Report the number of lines where the string "data" occurs, and write nothing else.
**** Listing ****
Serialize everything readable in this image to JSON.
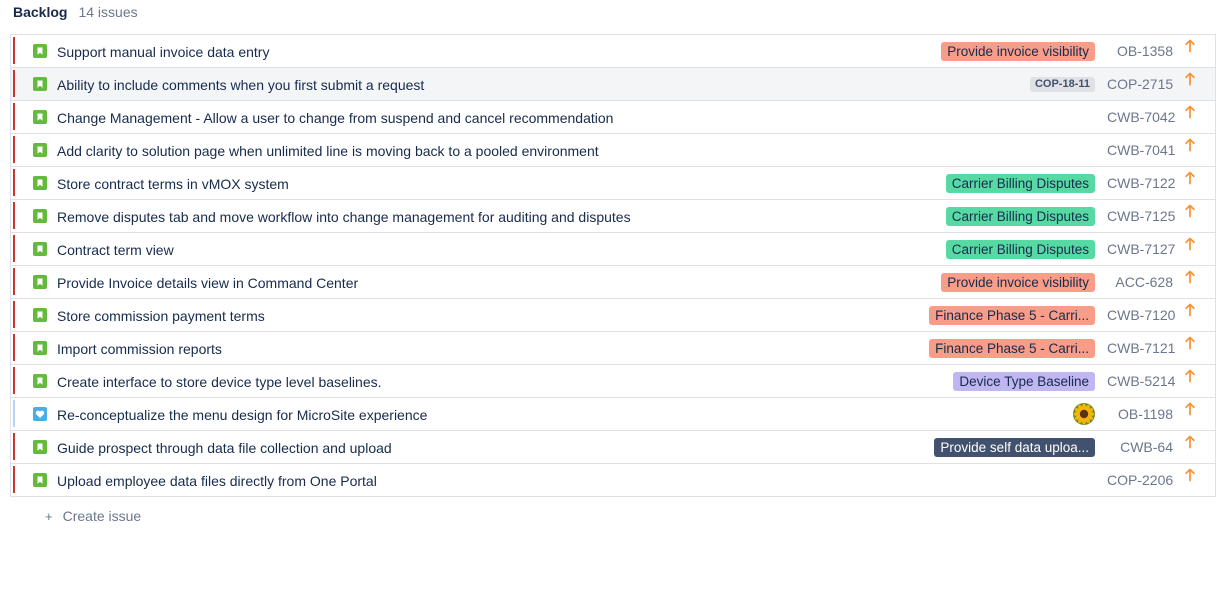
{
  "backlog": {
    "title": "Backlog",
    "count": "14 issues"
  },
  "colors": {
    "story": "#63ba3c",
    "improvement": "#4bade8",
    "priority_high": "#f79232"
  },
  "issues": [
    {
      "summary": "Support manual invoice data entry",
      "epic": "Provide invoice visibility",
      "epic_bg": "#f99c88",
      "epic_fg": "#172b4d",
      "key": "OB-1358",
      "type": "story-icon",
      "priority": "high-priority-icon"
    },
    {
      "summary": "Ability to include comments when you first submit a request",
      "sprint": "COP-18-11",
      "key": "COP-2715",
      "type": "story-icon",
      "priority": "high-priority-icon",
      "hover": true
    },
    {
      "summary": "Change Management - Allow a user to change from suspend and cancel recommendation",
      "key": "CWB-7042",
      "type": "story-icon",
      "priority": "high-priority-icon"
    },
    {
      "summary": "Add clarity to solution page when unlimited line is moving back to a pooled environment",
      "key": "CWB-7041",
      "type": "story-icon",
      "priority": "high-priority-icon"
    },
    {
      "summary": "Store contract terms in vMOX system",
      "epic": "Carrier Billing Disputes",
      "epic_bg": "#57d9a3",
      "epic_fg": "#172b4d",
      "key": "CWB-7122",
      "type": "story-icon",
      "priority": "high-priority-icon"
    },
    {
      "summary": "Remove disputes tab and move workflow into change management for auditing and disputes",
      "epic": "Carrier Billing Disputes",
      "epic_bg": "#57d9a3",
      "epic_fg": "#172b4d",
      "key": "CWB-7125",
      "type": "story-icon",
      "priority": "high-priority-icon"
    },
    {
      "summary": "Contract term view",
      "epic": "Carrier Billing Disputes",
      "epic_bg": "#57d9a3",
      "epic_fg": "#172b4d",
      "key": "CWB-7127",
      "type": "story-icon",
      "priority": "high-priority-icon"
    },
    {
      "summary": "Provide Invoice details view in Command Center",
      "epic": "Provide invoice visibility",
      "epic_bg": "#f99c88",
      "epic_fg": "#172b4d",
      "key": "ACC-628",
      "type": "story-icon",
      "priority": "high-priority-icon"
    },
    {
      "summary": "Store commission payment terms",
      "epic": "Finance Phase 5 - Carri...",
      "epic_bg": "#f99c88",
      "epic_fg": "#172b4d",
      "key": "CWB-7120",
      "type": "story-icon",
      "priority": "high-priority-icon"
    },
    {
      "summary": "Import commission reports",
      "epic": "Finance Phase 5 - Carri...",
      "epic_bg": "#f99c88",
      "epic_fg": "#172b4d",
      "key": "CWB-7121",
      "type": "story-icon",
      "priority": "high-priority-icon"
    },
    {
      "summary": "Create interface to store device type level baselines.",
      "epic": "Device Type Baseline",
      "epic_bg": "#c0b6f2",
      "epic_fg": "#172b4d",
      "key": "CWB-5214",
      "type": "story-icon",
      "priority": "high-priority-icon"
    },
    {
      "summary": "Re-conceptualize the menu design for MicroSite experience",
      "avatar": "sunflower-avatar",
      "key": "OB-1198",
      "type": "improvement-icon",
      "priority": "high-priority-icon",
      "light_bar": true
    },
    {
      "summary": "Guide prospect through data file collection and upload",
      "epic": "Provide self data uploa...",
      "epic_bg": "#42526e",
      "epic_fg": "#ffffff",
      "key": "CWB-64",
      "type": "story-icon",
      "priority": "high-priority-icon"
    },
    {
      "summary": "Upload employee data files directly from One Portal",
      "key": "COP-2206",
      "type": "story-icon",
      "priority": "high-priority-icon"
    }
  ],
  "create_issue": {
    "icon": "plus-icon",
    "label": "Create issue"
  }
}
****
**** Listing ****
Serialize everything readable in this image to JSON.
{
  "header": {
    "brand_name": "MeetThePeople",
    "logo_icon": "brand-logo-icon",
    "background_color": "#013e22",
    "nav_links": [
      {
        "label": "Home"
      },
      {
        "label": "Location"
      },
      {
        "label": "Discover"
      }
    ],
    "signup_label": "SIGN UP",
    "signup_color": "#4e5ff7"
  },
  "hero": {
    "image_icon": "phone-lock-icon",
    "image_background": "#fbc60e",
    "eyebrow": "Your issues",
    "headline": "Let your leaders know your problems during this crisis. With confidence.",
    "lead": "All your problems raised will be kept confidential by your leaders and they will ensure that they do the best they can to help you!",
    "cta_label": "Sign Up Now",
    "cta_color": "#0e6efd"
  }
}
****
**** Listing ****
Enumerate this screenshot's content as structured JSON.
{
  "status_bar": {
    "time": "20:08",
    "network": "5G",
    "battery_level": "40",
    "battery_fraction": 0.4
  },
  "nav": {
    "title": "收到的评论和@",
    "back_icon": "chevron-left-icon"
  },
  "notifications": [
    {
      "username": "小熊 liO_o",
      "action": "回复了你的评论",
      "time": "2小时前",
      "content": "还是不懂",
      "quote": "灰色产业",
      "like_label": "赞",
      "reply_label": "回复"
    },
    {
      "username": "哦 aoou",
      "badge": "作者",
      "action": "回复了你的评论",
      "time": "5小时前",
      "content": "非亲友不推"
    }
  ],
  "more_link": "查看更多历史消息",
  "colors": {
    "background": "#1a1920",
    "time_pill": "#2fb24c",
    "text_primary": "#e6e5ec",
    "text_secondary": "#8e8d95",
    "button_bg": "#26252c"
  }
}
****
Right answer –
4